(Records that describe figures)

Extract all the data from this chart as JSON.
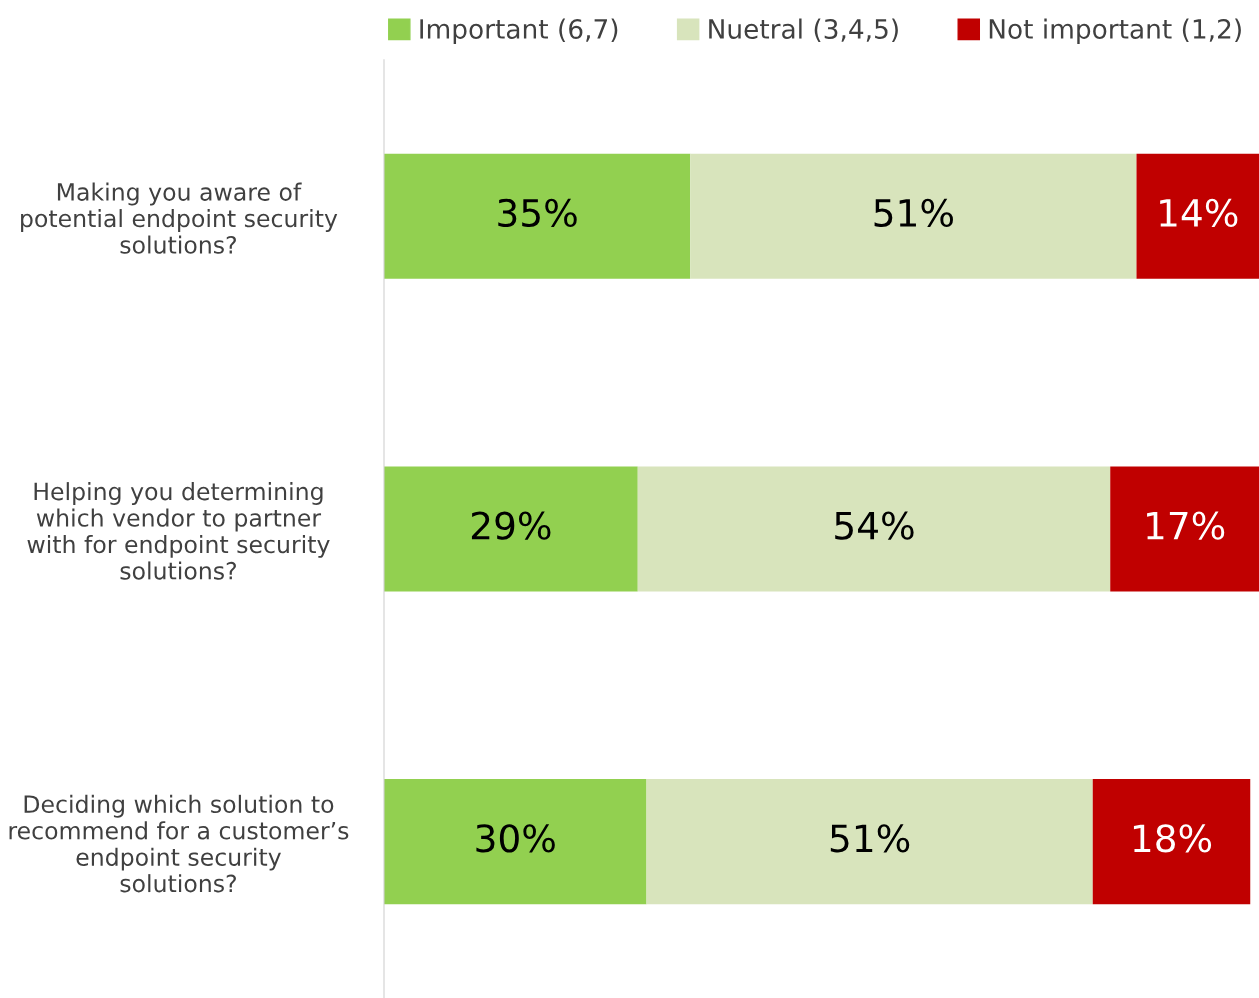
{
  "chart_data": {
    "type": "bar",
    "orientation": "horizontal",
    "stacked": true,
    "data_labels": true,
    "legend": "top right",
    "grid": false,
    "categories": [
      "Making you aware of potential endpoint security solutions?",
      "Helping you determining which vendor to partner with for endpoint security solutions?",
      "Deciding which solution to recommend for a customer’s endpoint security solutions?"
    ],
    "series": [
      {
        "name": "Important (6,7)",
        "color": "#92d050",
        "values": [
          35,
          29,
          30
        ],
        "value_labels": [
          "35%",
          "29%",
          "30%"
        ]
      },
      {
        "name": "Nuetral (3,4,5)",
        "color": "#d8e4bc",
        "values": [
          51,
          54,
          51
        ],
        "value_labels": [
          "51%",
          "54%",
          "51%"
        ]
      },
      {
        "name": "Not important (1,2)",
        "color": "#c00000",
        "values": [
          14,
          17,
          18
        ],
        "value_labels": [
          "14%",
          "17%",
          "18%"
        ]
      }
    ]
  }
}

The problem
Nothing but the pictures may be dropped; output the records above exactly.

Response to this exercise
Extract all the data from this chart as JSON.
{
  "chart_data": {
    "type": "bar",
    "orientation": "horizontal",
    "stacked": true,
    "data_labels": true,
    "legend": "top right",
    "grid": false,
    "categories": [
      "Making you aware of potential endpoint security solutions?",
      "Helping you determining which vendor to partner with for endpoint security solutions?",
      "Deciding which solution to recommend for a customer’s endpoint security solutions?"
    ],
    "series": [
      {
        "name": "Important (6,7)",
        "color": "#92d050",
        "values": [
          35,
          29,
          30
        ],
        "value_labels": [
          "35%",
          "29%",
          "30%"
        ]
      },
      {
        "name": "Nuetral (3,4,5)",
        "color": "#d8e4bc",
        "values": [
          51,
          54,
          51
        ],
        "value_labels": [
          "51%",
          "54%",
          "51%"
        ]
      },
      {
        "name": "Not important (1,2)",
        "color": "#c00000",
        "values": [
          14,
          17,
          18
        ],
        "value_labels": [
          "14%",
          "17%",
          "18%"
        ]
      }
    ]
  }
}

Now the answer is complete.